• **Data shown**:
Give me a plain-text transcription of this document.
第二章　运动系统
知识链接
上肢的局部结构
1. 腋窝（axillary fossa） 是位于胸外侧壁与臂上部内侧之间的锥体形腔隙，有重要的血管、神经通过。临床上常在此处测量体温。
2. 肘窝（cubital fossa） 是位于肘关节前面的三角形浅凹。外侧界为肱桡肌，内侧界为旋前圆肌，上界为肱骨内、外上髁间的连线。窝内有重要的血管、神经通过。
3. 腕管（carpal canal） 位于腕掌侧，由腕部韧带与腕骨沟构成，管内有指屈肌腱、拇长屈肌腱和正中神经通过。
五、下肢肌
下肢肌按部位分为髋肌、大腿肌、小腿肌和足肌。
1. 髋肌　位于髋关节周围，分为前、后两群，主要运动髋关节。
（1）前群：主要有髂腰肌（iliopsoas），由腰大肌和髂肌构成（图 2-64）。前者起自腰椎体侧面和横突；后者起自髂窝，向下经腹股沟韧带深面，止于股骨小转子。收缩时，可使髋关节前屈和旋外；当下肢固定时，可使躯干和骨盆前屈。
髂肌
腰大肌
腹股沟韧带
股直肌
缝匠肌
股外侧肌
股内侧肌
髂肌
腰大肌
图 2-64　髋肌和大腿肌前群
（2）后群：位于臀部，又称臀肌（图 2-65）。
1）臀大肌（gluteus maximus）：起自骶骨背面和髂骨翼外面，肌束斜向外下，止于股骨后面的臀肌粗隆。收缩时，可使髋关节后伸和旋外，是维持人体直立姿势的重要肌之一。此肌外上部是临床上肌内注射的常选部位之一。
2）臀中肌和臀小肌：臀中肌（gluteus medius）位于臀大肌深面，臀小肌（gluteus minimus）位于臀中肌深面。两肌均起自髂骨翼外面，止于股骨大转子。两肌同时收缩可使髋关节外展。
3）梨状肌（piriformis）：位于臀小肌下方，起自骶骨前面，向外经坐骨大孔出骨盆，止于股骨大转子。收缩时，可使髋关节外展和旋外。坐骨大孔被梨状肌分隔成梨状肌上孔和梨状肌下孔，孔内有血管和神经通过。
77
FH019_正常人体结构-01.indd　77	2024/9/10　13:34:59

• **Short exercise**: Reproduce the material above, every line of it, exactly.

• **Answer to this task**:
Give me a plain-text transcription of this document.
第二章　运动系统
知识链接
上肢的局部结构
1. 腋窝（axillary fossa） 是位于胸外侧壁与臂上部内侧之间的锥体形腔隙，有重要的血管、神经通过。临床上常在此处测量体温。
2. 肘窝（cubital fossa） 是位于肘关节前面的三角形浅凹。外侧界为肱桡肌，内侧界为旋前圆肌，上界为肱骨内、外上髁间的连线。窝内有重要的血管、神经通过。
3. 腕管（carpal canal） 位于腕掌侧，由腕部韧带与腕骨沟构成，管内有指屈肌腱、拇长屈肌腱和正中神经通过。
五、下肢肌
下肢肌按部位分为髋肌、大腿肌、小腿肌和足肌。
1. 髋肌　位于髋关节周围，分为前、后两群，主要运动髋关节。
（1）前群：主要有髂腰肌（iliopsoas），由腰大肌和髂肌构成（图 2-64）。前者起自腰椎体侧面和横突；后者起自髂窝，向下经腹股沟韧带深面，止于股骨小转子。收缩时，可使髋关节前屈和旋外；当下肢固定时，可使躯干和骨盆前屈。
髂肌
腰大肌
腹股沟韧带
股直肌
缝匠肌
股外侧肌
股内侧肌
髂肌
腰大肌
图 2-64　髋肌和大腿肌前群
（2）后群：位于臀部，又称臀肌（图 2-65）。
1）臀大肌（gluteus maximus）：起自骶骨背面和髂骨翼外面，肌束斜向外下，止于股骨后面的臀肌粗隆。收缩时，可使髋关节后伸和旋外，是维持人体直立姿势的重要肌之一。此肌外上部是临床上肌内注射的常选部位之一。
2）臀中肌和臀小肌：臀中肌（gluteus medius）位于臀大肌深面，臀小肌（gluteus minimus）位于臀中肌深面。两肌均起自髂骨翼外面，止于股骨大转子。两肌同时收缩可使髋关节外展。
3）梨状肌（piriformis）：位于臀小肌下方，起自骶骨前面，向外经坐骨大孔出骨盆，止于股骨大转子。收缩时，可使髋关节外展和旋外。坐骨大孔被梨状肌分隔成梨状肌上孔和梨状肌下孔，孔内有血管和神经通过。
77
FH019_正常人体结构-01.indd　77	2024/9/10　13:34:59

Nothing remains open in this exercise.